# Directions
Reproduce word for word the stretch of entries below, from the start of the entries through the line containing "columns-submenu: More options".

[start Data shown]

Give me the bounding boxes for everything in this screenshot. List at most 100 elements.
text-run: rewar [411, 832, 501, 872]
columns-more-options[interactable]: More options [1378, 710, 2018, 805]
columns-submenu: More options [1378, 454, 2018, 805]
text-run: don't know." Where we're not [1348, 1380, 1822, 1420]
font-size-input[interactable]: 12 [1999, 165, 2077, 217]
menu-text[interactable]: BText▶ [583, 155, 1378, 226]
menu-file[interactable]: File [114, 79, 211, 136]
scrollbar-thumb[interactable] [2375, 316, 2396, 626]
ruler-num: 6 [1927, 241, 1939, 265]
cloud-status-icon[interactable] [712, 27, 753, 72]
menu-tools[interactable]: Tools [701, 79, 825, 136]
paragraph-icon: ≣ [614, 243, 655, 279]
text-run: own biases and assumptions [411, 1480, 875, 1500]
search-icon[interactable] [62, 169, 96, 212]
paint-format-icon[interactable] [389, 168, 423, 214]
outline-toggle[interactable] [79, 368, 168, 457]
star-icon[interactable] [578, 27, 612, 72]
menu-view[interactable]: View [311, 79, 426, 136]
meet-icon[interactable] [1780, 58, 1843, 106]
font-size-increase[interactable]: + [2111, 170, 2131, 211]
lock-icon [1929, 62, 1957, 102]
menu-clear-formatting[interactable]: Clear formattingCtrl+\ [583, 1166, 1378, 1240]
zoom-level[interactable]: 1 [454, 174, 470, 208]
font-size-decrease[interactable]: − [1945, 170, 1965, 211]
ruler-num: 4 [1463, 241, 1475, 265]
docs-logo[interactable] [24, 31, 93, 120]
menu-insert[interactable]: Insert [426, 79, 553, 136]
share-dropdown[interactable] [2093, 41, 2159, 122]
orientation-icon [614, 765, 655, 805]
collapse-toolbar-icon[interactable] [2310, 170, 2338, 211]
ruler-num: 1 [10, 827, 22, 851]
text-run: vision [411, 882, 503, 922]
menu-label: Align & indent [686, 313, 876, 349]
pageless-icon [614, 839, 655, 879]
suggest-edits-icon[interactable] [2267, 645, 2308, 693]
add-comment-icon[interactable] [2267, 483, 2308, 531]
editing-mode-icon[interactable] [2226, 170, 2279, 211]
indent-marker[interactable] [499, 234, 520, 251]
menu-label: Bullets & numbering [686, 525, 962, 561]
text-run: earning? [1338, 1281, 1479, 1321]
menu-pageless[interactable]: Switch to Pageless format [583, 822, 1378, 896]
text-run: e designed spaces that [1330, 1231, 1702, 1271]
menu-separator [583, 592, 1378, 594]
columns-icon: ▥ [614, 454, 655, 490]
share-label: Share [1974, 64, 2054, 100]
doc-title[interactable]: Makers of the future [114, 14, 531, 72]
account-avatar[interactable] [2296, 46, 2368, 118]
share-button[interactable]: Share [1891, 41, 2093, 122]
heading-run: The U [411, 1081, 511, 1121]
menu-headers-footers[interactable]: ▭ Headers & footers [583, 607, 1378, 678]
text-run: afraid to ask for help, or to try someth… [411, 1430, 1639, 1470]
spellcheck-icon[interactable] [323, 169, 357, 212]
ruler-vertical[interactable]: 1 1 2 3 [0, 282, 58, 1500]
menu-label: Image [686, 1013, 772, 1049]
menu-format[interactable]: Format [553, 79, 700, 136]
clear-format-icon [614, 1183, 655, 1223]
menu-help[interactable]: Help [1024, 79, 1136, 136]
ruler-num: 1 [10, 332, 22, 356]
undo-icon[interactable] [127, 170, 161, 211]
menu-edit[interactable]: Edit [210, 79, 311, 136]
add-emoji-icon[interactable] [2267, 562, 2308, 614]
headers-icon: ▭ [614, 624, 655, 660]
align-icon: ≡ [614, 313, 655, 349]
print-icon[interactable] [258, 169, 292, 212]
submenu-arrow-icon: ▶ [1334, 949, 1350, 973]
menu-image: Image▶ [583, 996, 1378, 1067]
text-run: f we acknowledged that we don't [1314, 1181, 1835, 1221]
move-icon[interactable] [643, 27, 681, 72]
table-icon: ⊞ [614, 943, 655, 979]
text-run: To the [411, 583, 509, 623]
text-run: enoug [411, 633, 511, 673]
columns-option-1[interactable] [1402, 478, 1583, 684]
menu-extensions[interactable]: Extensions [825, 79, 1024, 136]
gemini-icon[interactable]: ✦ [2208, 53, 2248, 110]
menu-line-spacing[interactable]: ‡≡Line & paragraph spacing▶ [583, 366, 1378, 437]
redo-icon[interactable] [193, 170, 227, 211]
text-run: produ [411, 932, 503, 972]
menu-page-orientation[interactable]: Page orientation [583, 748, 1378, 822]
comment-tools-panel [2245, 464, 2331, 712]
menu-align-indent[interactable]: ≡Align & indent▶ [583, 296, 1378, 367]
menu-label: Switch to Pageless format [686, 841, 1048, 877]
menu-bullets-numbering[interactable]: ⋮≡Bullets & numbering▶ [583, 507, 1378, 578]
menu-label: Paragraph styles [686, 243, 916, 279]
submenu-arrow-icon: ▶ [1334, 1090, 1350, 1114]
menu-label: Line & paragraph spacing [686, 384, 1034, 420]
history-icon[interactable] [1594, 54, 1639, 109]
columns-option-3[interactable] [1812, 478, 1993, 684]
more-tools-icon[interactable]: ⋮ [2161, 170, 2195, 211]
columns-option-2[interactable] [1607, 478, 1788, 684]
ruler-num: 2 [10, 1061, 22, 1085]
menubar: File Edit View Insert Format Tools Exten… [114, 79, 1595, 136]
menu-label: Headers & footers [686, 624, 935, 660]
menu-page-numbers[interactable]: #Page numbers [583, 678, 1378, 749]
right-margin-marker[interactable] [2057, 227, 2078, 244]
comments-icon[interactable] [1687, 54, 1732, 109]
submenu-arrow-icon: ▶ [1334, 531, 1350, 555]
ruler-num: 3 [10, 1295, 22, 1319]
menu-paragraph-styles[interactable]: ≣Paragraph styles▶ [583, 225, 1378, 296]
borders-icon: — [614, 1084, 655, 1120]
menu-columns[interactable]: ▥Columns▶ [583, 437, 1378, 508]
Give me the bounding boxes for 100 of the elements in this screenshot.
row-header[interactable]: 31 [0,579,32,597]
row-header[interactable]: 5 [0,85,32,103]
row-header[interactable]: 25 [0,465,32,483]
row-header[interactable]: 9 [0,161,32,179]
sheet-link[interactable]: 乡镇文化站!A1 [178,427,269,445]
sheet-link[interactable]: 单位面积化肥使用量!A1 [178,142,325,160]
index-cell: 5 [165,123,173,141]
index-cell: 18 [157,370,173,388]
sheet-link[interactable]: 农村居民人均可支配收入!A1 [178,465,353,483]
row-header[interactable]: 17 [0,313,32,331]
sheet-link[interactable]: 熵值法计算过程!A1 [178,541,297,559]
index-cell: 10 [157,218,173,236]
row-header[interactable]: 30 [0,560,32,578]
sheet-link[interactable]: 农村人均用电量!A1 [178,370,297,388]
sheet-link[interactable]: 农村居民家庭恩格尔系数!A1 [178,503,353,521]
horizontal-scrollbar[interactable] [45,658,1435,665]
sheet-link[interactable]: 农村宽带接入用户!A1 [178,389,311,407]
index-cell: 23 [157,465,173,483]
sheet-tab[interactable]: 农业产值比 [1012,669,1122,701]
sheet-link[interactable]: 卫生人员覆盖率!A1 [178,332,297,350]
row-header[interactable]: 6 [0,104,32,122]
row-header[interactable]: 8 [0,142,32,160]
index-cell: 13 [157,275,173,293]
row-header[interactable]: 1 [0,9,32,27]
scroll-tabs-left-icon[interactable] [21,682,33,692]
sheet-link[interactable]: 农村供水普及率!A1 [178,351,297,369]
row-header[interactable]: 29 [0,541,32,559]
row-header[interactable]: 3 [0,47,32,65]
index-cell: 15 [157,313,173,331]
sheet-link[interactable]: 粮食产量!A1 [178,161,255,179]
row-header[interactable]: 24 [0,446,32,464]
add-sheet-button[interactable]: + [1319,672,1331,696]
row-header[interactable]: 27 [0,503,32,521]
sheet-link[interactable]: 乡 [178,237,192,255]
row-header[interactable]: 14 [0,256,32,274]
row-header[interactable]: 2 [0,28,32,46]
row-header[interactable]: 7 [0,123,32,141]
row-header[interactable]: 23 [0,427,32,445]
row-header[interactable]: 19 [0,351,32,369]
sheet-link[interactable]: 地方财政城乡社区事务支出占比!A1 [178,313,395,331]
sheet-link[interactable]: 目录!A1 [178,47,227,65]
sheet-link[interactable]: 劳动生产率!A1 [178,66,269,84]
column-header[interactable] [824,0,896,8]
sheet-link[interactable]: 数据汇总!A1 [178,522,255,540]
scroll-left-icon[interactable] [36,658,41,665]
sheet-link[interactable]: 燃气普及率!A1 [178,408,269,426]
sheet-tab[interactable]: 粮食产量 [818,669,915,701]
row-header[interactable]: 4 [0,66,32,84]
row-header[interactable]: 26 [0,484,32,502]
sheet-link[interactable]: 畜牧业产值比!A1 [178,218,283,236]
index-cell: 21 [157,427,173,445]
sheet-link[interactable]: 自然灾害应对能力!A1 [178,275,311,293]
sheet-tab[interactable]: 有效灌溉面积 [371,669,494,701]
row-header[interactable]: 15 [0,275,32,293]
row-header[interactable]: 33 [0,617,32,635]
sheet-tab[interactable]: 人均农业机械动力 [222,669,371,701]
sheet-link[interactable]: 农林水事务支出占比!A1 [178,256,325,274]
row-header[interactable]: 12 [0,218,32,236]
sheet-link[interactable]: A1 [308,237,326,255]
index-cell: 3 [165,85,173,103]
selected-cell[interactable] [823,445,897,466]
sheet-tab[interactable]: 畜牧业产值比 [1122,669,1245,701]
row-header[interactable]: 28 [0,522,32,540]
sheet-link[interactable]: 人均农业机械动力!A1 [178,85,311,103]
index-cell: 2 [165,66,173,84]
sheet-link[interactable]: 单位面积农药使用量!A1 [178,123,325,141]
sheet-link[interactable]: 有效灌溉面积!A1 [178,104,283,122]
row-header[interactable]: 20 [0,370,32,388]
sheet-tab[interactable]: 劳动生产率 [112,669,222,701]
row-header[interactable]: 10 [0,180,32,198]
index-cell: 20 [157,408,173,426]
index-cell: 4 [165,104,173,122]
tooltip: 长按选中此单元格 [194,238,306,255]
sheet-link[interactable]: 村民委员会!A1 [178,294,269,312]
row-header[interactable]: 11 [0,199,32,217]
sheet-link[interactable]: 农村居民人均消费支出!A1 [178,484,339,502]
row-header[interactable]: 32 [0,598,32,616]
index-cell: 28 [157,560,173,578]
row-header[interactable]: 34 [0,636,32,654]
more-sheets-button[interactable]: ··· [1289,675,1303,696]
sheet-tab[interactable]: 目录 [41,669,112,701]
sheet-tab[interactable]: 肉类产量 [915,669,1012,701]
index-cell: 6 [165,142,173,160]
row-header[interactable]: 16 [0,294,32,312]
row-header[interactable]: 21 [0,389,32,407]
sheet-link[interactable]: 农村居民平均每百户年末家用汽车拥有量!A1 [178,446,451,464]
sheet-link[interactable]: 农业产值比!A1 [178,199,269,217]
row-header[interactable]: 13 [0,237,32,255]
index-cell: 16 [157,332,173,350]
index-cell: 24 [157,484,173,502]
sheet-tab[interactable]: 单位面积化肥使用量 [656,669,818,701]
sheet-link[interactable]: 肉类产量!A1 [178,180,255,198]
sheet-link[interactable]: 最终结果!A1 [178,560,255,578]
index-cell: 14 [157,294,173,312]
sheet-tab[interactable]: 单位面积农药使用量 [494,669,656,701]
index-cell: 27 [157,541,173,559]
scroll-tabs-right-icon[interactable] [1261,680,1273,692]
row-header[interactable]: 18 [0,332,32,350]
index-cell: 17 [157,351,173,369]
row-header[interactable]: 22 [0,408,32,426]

[end Data shown]

# Completed exercise
Give me the bounding boxes for everything in this screenshot. List at most 100 elements.
text-run: rewar [411, 832, 501, 872]
columns-more-options[interactable]: More options [1378, 710, 2018, 805]
columns-submenu: More options [1378, 454, 2018, 805]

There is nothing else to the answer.